What you have to do
Give the number of lines that hold the string "Grande". Nothing else is needed.

===== Listing =====

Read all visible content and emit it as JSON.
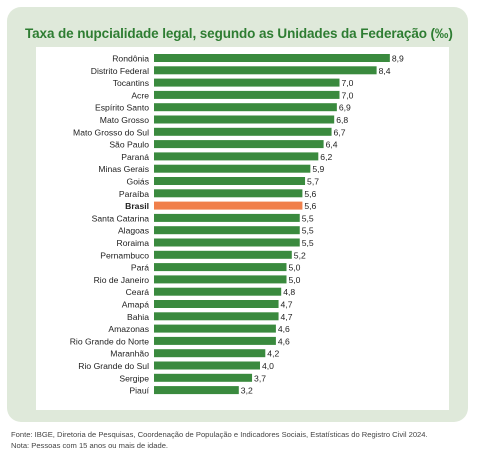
{
  "chart_data": {
    "type": "bar",
    "orientation": "horizontal",
    "title": "Taxa de nupcialidade legal, segundo as Unidades da Federação (‰)",
    "xlabel": "",
    "ylabel": "",
    "xlim": [
      0,
      9.3
    ],
    "grid": false,
    "categories": [
      "Rondônia",
      "Distrito Federal",
      "Tocantins",
      "Acre",
      "Espírito Santo",
      "Mato Grosso",
      "Mato Grosso do Sul",
      "São Paulo",
      "Paraná",
      "Minas Gerais",
      "Goiás",
      "Paraíba",
      "Brasil",
      "Santa Catarina",
      "Alagoas",
      "Roraima",
      "Pernambuco",
      "Pará",
      "Rio de Janeiro",
      "Ceará",
      "Amapá",
      "Bahia",
      "Amazonas",
      "Rio Grande do Norte",
      "Maranhão",
      "Rio Grande do Sul",
      "Sergipe",
      "Piauí"
    ],
    "values": [
      8.9,
      8.4,
      7.0,
      7.0,
      6.9,
      6.8,
      6.7,
      6.4,
      6.2,
      5.9,
      5.7,
      5.6,
      5.6,
      5.5,
      5.5,
      5.5,
      5.2,
      5.0,
      5.0,
      4.8,
      4.7,
      4.7,
      4.6,
      4.6,
      4.2,
      4.0,
      3.7,
      3.2
    ],
    "value_labels": [
      "8,9",
      "8,4",
      "7,0",
      "7,0",
      "6,9",
      "6,8",
      "6,7",
      "6,4",
      "6,2",
      "5,9",
      "5,7",
      "5,6",
      "5,6",
      "5,5",
      "5,5",
      "5,5",
      "5,2",
      "5,0",
      "5,0",
      "4,8",
      "4,7",
      "4,7",
      "4,6",
      "4,6",
      "4,2",
      "4,0",
      "3,7",
      "3,2"
    ],
    "highlight": "Brasil",
    "colors": {
      "bar": "#3a8a3e",
      "highlight": "#f07f4a",
      "title": "#2e7d32",
      "panel": "#dfe9da"
    }
  },
  "footer": {
    "source": "Fonte: IBGE, Diretoria de Pesquisas, Coordenação de População e Indicadores Sociais, Estatísticas do Registro Civil 2024.",
    "note": "Nota: Pessoas com 15 anos ou mais de idade."
  }
}
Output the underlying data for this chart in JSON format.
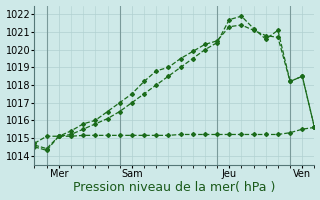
{
  "background_color": "#cee9e8",
  "grid_color": "#b0d0d0",
  "line_color": "#1a6b1a",
  "ylim": [
    1013.5,
    1022.5
  ],
  "yticks": [
    1014,
    1015,
    1016,
    1017,
    1018,
    1019,
    1020,
    1021,
    1022
  ],
  "xlabel": "Pression niveau de la mer( hPa )",
  "xlabel_fontsize": 9,
  "tick_fontsize": 7,
  "x_tick_positions": [
    2,
    8,
    16,
    22
  ],
  "x_tick_labels": [
    "Mer",
    "Sam",
    "Jeu",
    "Ven"
  ],
  "vline_positions": [
    1,
    7,
    15,
    21
  ],
  "series1_x": [
    0,
    1,
    2,
    3,
    4,
    5,
    6,
    7,
    8,
    9,
    10,
    11,
    12,
    13,
    14,
    15,
    16,
    17,
    18,
    19,
    20,
    21,
    22,
    23
  ],
  "series1_y": [
    1014.6,
    1014.4,
    1015.1,
    1015.4,
    1015.8,
    1016.0,
    1016.5,
    1017.0,
    1017.5,
    1018.2,
    1018.8,
    1019.0,
    1019.5,
    1019.9,
    1020.3,
    1020.5,
    1021.3,
    1021.4,
    1021.1,
    1020.8,
    1020.7,
    1018.2,
    1018.5,
    1015.6
  ],
  "series2_x": [
    0,
    1,
    2,
    3,
    4,
    5,
    6,
    7,
    8,
    9,
    10,
    11,
    12,
    13,
    14,
    15,
    16,
    17,
    18,
    19,
    20,
    21,
    22,
    23
  ],
  "series2_y": [
    1014.5,
    1014.3,
    1015.1,
    1015.2,
    1015.5,
    1015.8,
    1016.1,
    1016.5,
    1017.0,
    1017.5,
    1018.0,
    1018.5,
    1019.0,
    1019.5,
    1020.0,
    1020.4,
    1021.7,
    1021.9,
    1021.2,
    1020.6,
    1021.1,
    1018.2,
    1018.5,
    1015.6
  ],
  "series3_x": [
    0,
    1,
    2,
    3,
    4,
    5,
    6,
    7,
    8,
    9,
    10,
    11,
    12,
    13,
    14,
    15,
    16,
    17,
    18,
    19,
    20,
    21,
    22,
    23
  ],
  "series3_y": [
    1014.7,
    1015.1,
    1015.1,
    1015.1,
    1015.15,
    1015.15,
    1015.15,
    1015.15,
    1015.15,
    1015.15,
    1015.15,
    1015.15,
    1015.2,
    1015.2,
    1015.2,
    1015.2,
    1015.2,
    1015.2,
    1015.2,
    1015.2,
    1015.2,
    1015.3,
    1015.5,
    1015.6
  ]
}
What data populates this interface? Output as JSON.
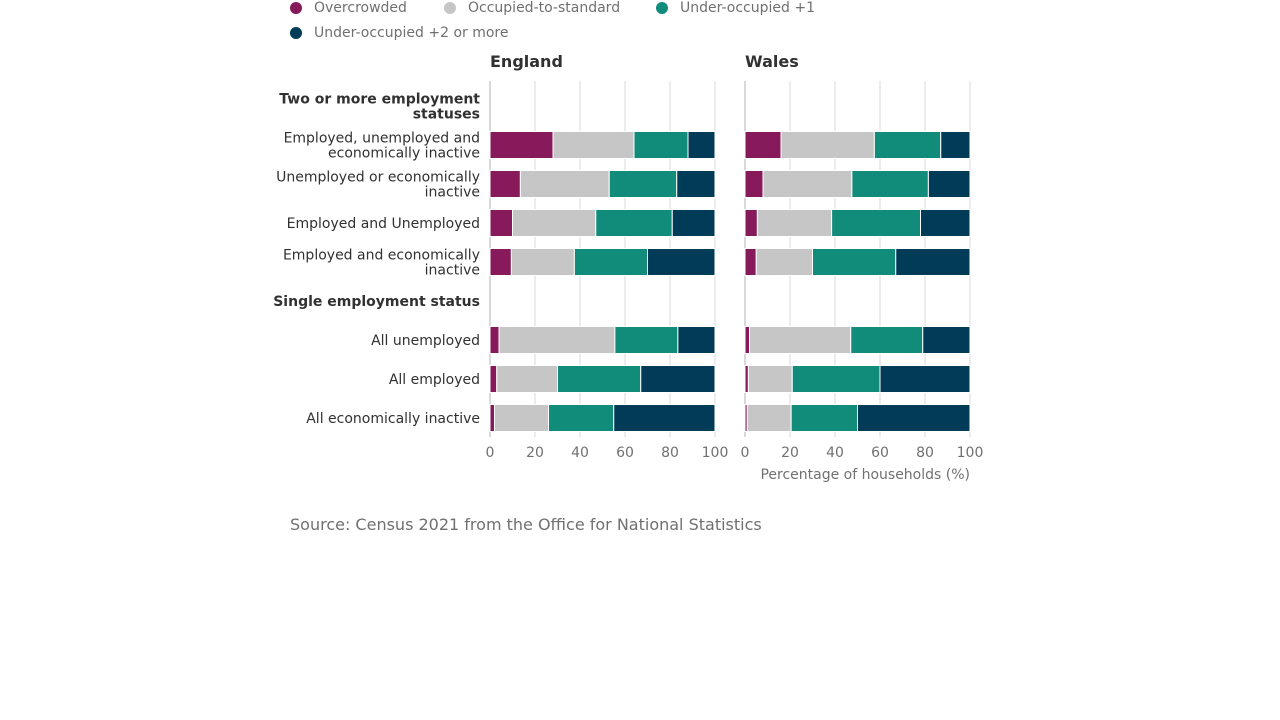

=====

Output
2